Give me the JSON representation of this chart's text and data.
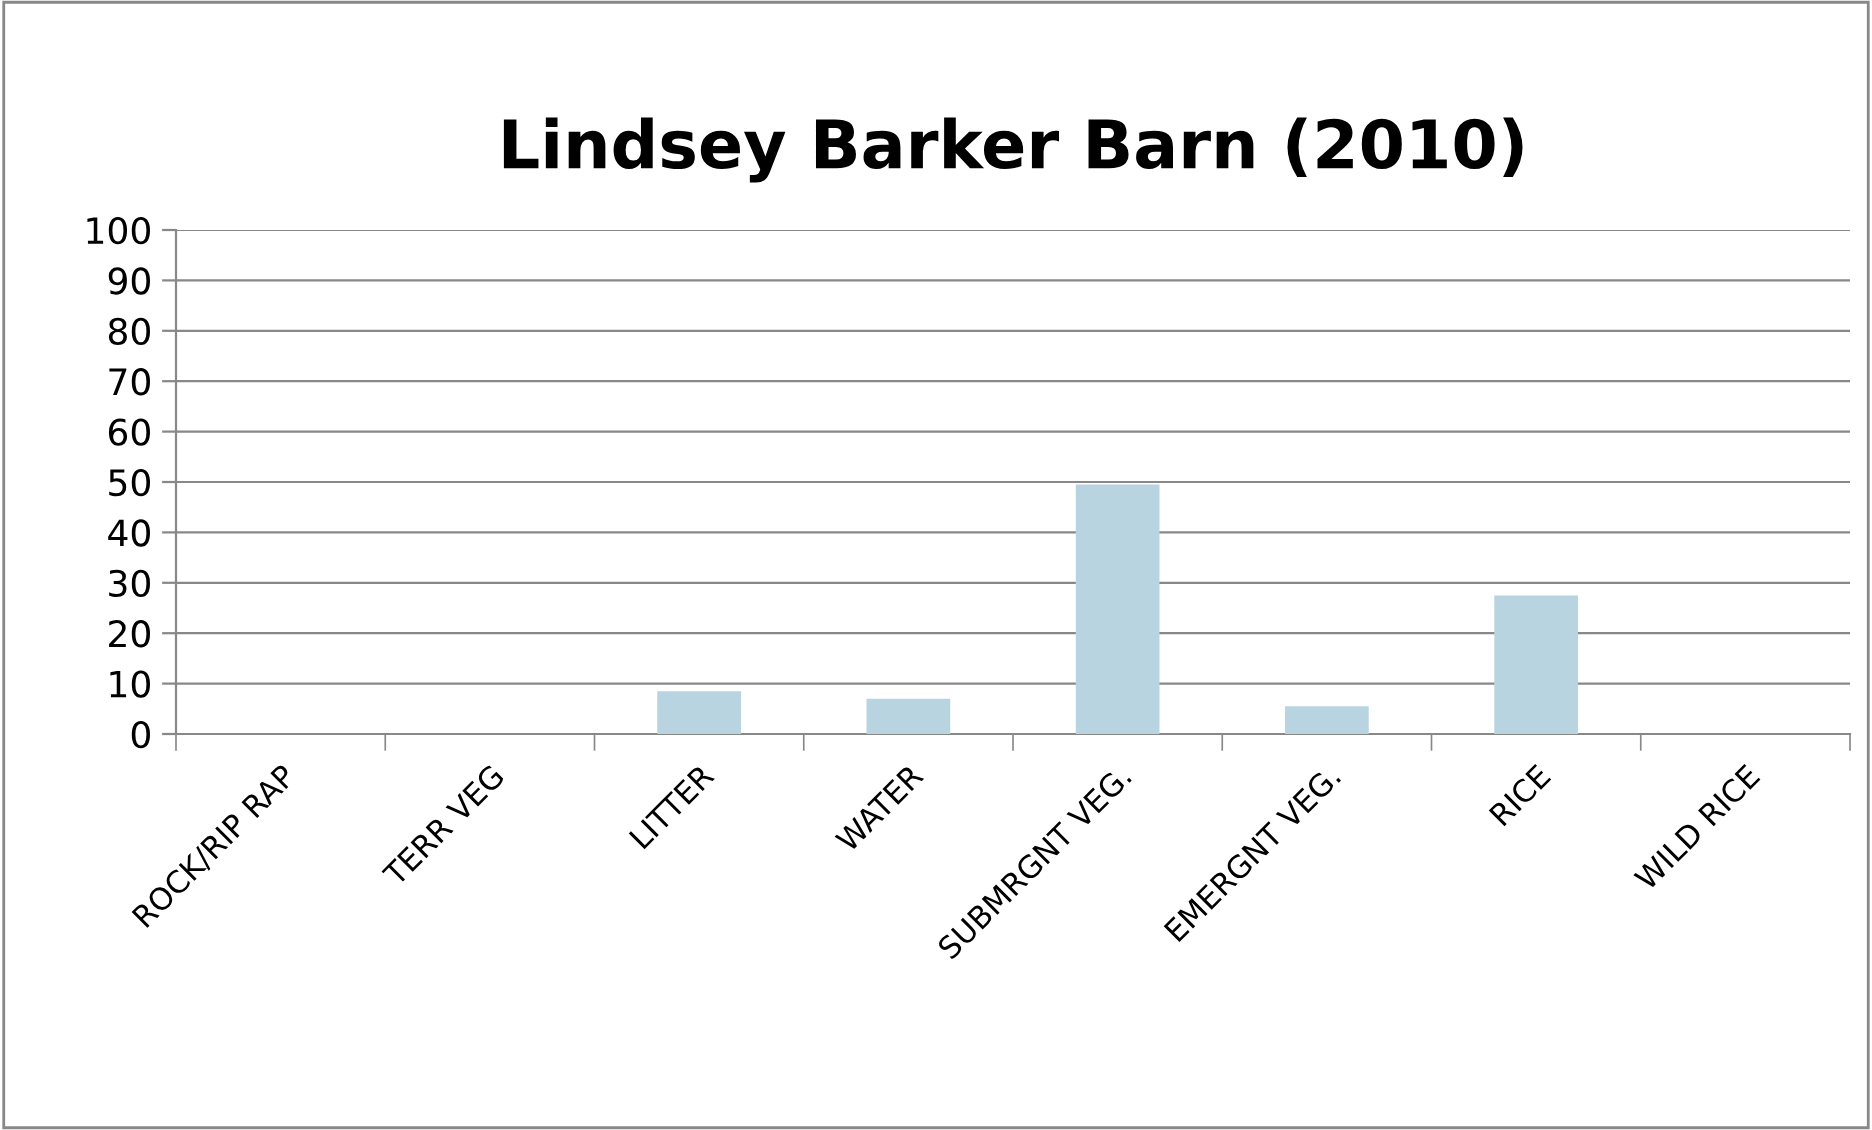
{
  "chart_data": {
    "type": "bar",
    "title": "Lindsey Barker Barn (2010)",
    "categories": [
      "ROCK/RIP RAP",
      "TERR VEG",
      "LITTER",
      "WATER",
      "SUBMRGNT VEG.",
      "EMERGNT VEG.",
      "RICE",
      "WILD RICE"
    ],
    "values": [
      0,
      0,
      8.5,
      7,
      49.5,
      5.5,
      27.5,
      0
    ],
    "color": "#b7d4e0",
    "ylim": [
      0,
      100
    ],
    "yticks": [
      0,
      10,
      20,
      30,
      40,
      50,
      60,
      70,
      80,
      90,
      100
    ],
    "grid": "y",
    "legend": false
  }
}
=-=-=-=-=
» Required work
Write the entries above out again exactly, but not the pictures.

» Answer to the problem
Give me the JSON representation of this chart's text and data.
{
  "chart_data": {
    "type": "bar",
    "title": "Lindsey Barker Barn (2010)",
    "categories": [
      "ROCK/RIP RAP",
      "TERR VEG",
      "LITTER",
      "WATER",
      "SUBMRGNT VEG.",
      "EMERGNT VEG.",
      "RICE",
      "WILD RICE"
    ],
    "values": [
      0,
      0,
      8.5,
      7,
      49.5,
      5.5,
      27.5,
      0
    ],
    "color": "#b7d4e0",
    "ylim": [
      0,
      100
    ],
    "yticks": [
      0,
      10,
      20,
      30,
      40,
      50,
      60,
      70,
      80,
      90,
      100
    ],
    "grid": "y",
    "legend": false
  }
}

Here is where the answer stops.